EXERCISE OBJECTIVE:
Make a tally of the lines in the records that include the string "systems", and give only that number.

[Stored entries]
━━━━

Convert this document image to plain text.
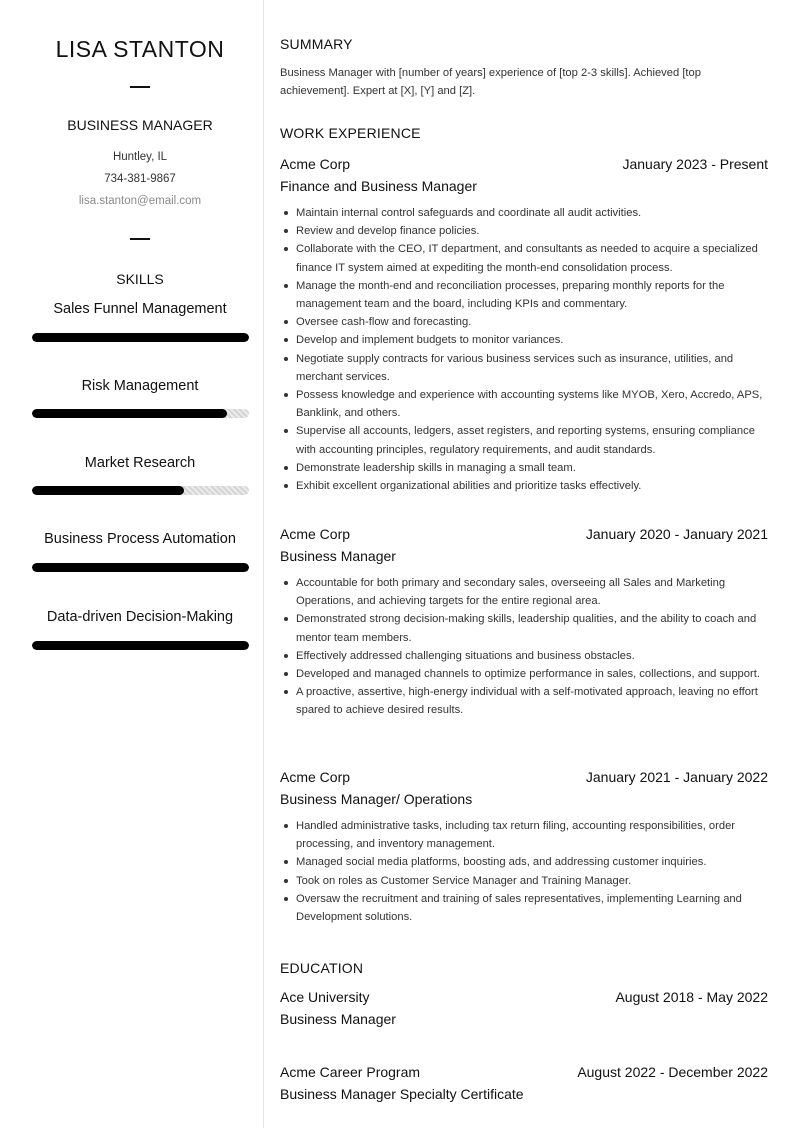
LISA STANTON
BUSINESS MANAGER
Huntley, IL
734-381-9867
lisa.stanton@email.com
SKILLS
Sales Funnel Management
Risk Management
Market Research
Business Process Automation
Data-driven Decision-Making
SUMMARY

Business Manager with [number of years] experience of [top 2-3 skills]. Achieved [top achievement]. Expert at [X], [Y] and [Z].

WORK EXPERIENCE
Acme Corp	January 2023 - Present
Finance and Business Manager
Maintain internal control safeguards and coordinate all audit activities.
Review and develop finance policies.
Collaborate with the CEO, IT department, and consultants as needed to acquire a specialized finance IT system aimed at expediting the month-end consolidation process.
Manage the month-end and reconciliation processes, preparing monthly reports for the management team and the board, including KPIs and commentary.
Oversee cash-flow and forecasting.
Develop and implement budgets to monitor variances.
Negotiate supply contracts for various business services such as insurance, utilities, and merchant services.
Possess knowledge and experience with accounting systems like MYOB, Xero, Accredo, APS, Banklink, and others.
Supervise all accounts, ledgers, asset registers, and reporting systems, ensuring compliance with accounting principles, regulatory requirements, and audit standards.
Demonstrate leadership skills in managing a small team.
Exhibit excellent organizational abilities and prioritize tasks effectively.
Acme Corp	January 2020 - January 2021
Business Manager
Accountable for both primary and secondary sales, overseeing all Sales and Marketing Operations, and achieving targets for the entire regional area.
Demonstrated strong decision-making skills, leadership qualities, and the ability to coach and mentor team members.
Effectively addressed challenging situations and business obstacles.
Developed and managed channels to optimize performance in sales, collections, and support.
A proactive, assertive, high-energy individual with a self-motivated approach, leaving no effort spared to achieve desired results.
Acme Corp	January 2021 - January 2022
Business Manager/ Operations
Handled administrative tasks, including tax return filing, accounting responsibilities, order processing, and inventory management.
Managed social media platforms, boosting ads, and addressing customer inquiries.
Took on roles as Customer Service Manager and Training Manager.
Oversaw the recruitment and training of sales representatives, implementing Learning and Development solutions.
EDUCATION
Ace University	August 2018 - May 2022
Business Manager
Acme Career Program	August 2022 - December 2022
Business Manager Specialty Certificate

━━━━

RESULT OF THE EXERCISE:
2